━━━ RECORDS FOR THIS EXERCISE ━━━
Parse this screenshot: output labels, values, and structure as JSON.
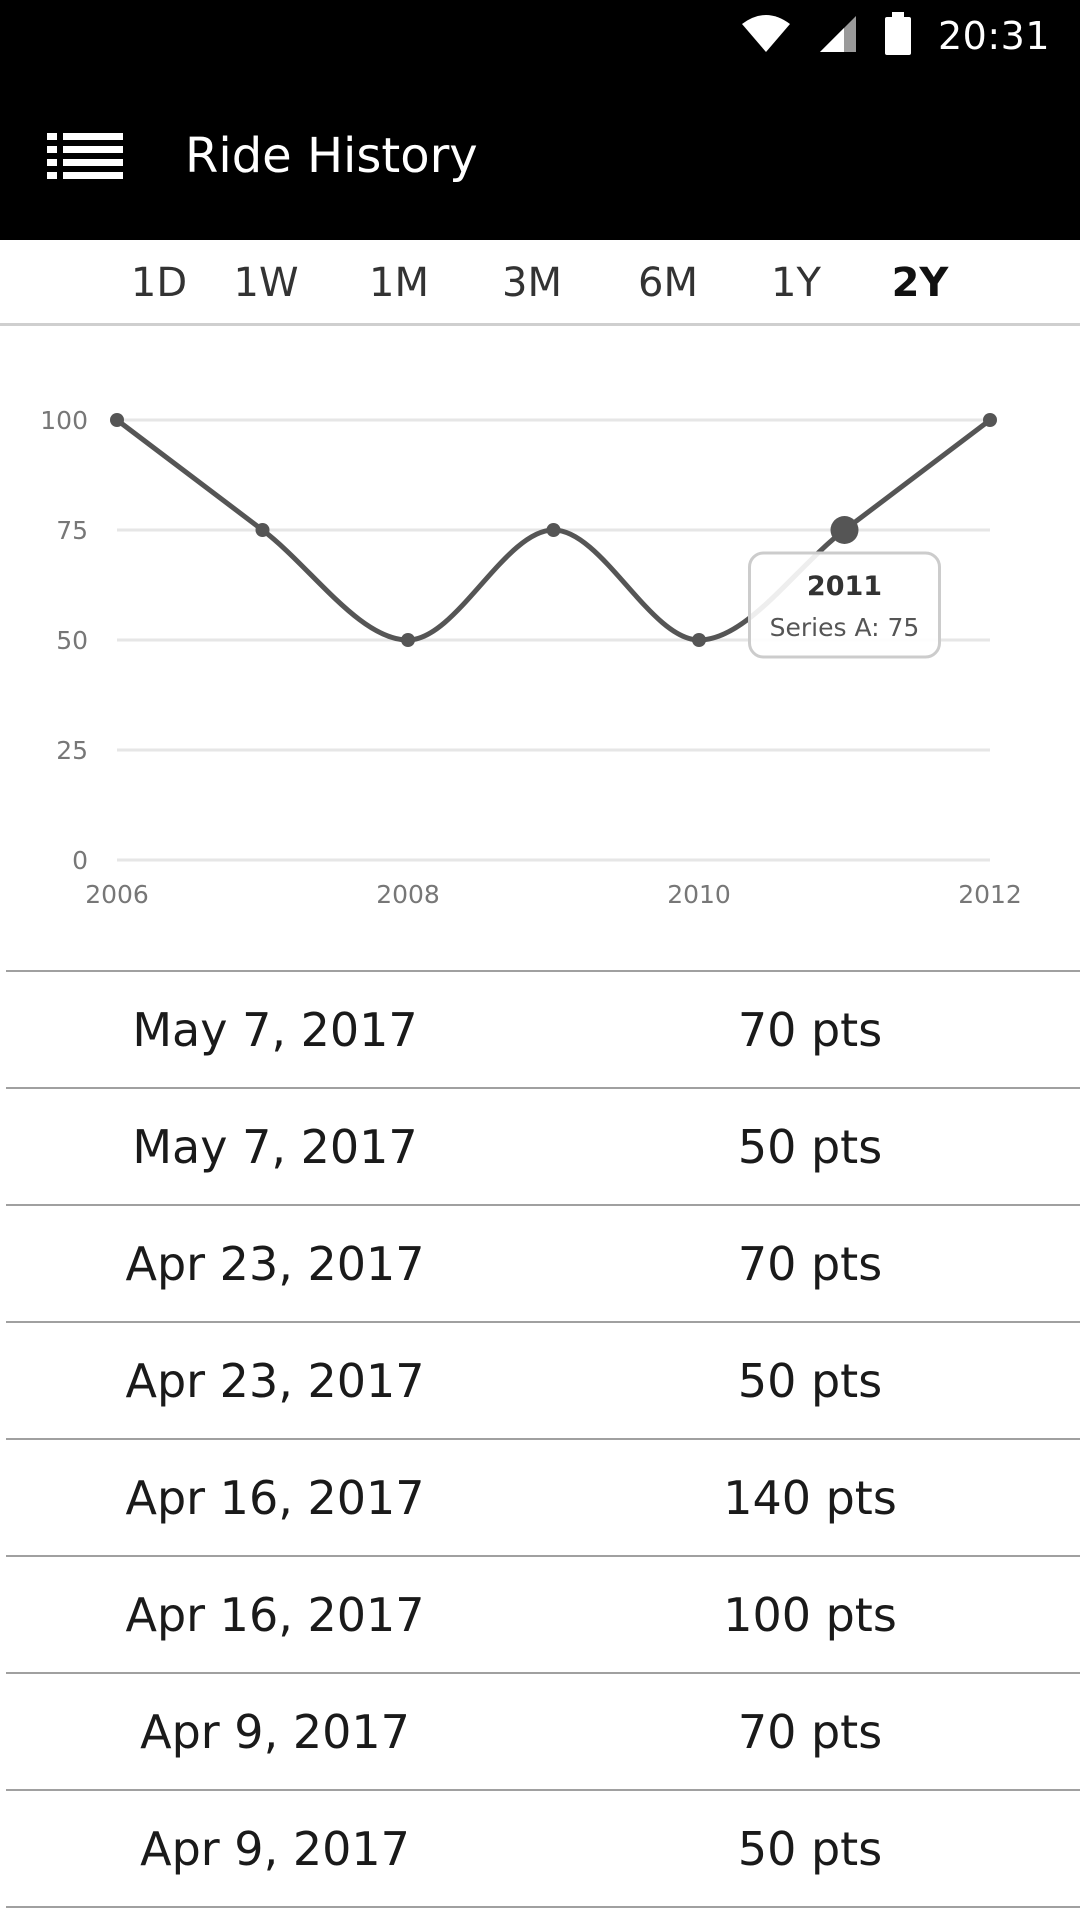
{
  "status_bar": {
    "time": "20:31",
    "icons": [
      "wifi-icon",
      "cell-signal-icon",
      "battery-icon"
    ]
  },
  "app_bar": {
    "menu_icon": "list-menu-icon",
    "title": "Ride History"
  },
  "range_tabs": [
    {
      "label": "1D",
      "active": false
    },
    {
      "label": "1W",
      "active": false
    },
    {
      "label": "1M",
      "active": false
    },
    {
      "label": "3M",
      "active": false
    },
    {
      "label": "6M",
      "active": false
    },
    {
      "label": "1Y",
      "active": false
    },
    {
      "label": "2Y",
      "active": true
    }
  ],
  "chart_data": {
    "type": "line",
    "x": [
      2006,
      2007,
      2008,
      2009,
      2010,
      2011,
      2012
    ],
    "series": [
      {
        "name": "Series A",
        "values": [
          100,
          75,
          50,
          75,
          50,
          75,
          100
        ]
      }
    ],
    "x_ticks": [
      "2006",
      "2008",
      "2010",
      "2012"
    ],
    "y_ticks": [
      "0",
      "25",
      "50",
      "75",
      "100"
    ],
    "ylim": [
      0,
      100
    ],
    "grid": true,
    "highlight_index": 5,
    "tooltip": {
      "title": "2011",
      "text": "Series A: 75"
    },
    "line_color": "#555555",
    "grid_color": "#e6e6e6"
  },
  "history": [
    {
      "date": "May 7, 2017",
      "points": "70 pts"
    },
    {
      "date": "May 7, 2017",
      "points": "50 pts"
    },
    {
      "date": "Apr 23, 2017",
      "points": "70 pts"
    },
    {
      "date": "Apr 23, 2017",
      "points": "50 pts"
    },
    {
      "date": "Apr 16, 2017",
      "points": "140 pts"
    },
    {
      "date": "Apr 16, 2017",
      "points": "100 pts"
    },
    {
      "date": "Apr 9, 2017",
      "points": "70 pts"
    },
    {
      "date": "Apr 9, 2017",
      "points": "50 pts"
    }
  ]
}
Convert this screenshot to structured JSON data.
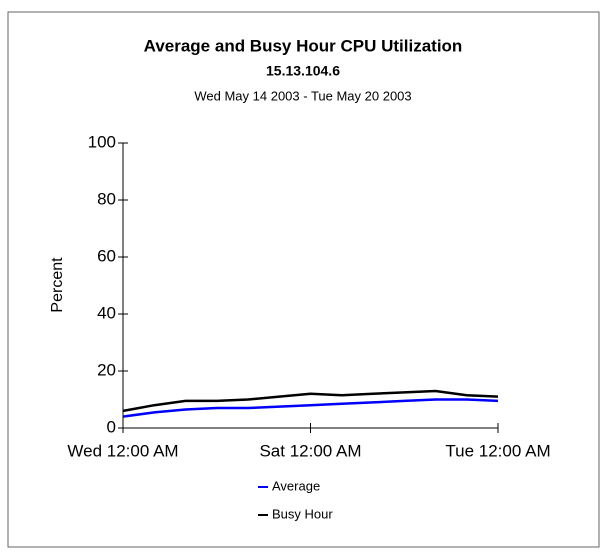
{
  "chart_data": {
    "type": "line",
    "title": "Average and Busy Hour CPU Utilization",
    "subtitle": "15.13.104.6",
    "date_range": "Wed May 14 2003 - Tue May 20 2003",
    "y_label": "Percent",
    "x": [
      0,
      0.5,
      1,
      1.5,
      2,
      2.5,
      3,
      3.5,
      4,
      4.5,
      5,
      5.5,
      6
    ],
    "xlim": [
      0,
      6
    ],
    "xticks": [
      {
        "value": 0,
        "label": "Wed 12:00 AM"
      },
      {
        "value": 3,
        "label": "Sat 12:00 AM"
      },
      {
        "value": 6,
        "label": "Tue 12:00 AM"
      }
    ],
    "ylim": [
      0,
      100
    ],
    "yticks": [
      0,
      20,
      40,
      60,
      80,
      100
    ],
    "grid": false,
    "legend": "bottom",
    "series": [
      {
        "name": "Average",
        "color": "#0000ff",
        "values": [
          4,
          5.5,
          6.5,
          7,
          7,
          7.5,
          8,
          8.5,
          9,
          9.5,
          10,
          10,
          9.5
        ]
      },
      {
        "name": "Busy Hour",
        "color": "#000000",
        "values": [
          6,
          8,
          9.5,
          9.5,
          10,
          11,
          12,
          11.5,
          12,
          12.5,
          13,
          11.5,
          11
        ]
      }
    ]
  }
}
━━━
WHAT THE TASK ASKS
Quote each line of the listing exactly, but leave the pictures out.

COMPLETE ANSWER
Parse this screenshot: output labels, values, and structure as JSON.
{
  "status_bar": {
    "time": "20:31",
    "icons": [
      "wifi-icon",
      "cell-signal-icon",
      "battery-icon"
    ]
  },
  "app_bar": {
    "menu_icon": "list-menu-icon",
    "title": "Ride History"
  },
  "range_tabs": [
    {
      "label": "1D",
      "active": false
    },
    {
      "label": "1W",
      "active": false
    },
    {
      "label": "1M",
      "active": false
    },
    {
      "label": "3M",
      "active": false
    },
    {
      "label": "6M",
      "active": false
    },
    {
      "label": "1Y",
      "active": false
    },
    {
      "label": "2Y",
      "active": true
    }
  ],
  "chart_data": {
    "type": "line",
    "x": [
      2006,
      2007,
      2008,
      2009,
      2010,
      2011,
      2012
    ],
    "series": [
      {
        "name": "Series A",
        "values": [
          100,
          75,
          50,
          75,
          50,
          75,
          100
        ]
      }
    ],
    "x_ticks": [
      "2006",
      "2008",
      "2010",
      "2012"
    ],
    "y_ticks": [
      "0",
      "25",
      "50",
      "75",
      "100"
    ],
    "ylim": [
      0,
      100
    ],
    "grid": true,
    "highlight_index": 5,
    "tooltip": {
      "title": "2011",
      "text": "Series A: 75"
    },
    "line_color": "#555555",
    "grid_color": "#e6e6e6"
  },
  "history": [
    {
      "date": "May 7, 2017",
      "points": "70 pts"
    },
    {
      "date": "May 7, 2017",
      "points": "50 pts"
    },
    {
      "date": "Apr 23, 2017",
      "points": "70 pts"
    },
    {
      "date": "Apr 23, 2017",
      "points": "50 pts"
    },
    {
      "date": "Apr 16, 2017",
      "points": "140 pts"
    },
    {
      "date": "Apr 16, 2017",
      "points": "100 pts"
    },
    {
      "date": "Apr 9, 2017",
      "points": "70 pts"
    },
    {
      "date": "Apr 9, 2017",
      "points": "50 pts"
    }
  ]
}
Convert this screenshot to structured JSON data.
{
  "chart_data": {
    "type": "line",
    "title": "Average and Busy Hour CPU Utilization",
    "subtitle": "15.13.104.6",
    "date_range": "Wed May 14 2003 - Tue May 20 2003",
    "y_label": "Percent",
    "x": [
      0,
      0.5,
      1,
      1.5,
      2,
      2.5,
      3,
      3.5,
      4,
      4.5,
      5,
      5.5,
      6
    ],
    "xlim": [
      0,
      6
    ],
    "xticks": [
      {
        "value": 0,
        "label": "Wed 12:00 AM"
      },
      {
        "value": 3,
        "label": "Sat 12:00 AM"
      },
      {
        "value": 6,
        "label": "Tue 12:00 AM"
      }
    ],
    "ylim": [
      0,
      100
    ],
    "yticks": [
      0,
      20,
      40,
      60,
      80,
      100
    ],
    "grid": false,
    "legend": "bottom",
    "series": [
      {
        "name": "Average",
        "color": "#0000ff",
        "values": [
          4,
          5.5,
          6.5,
          7,
          7,
          7.5,
          8,
          8.5,
          9,
          9.5,
          10,
          10,
          9.5
        ]
      },
      {
        "name": "Busy Hour",
        "color": "#000000",
        "values": [
          6,
          8,
          9.5,
          9.5,
          10,
          11,
          12,
          11.5,
          12,
          12.5,
          13,
          11.5,
          11
        ]
      }
    ]
  }
}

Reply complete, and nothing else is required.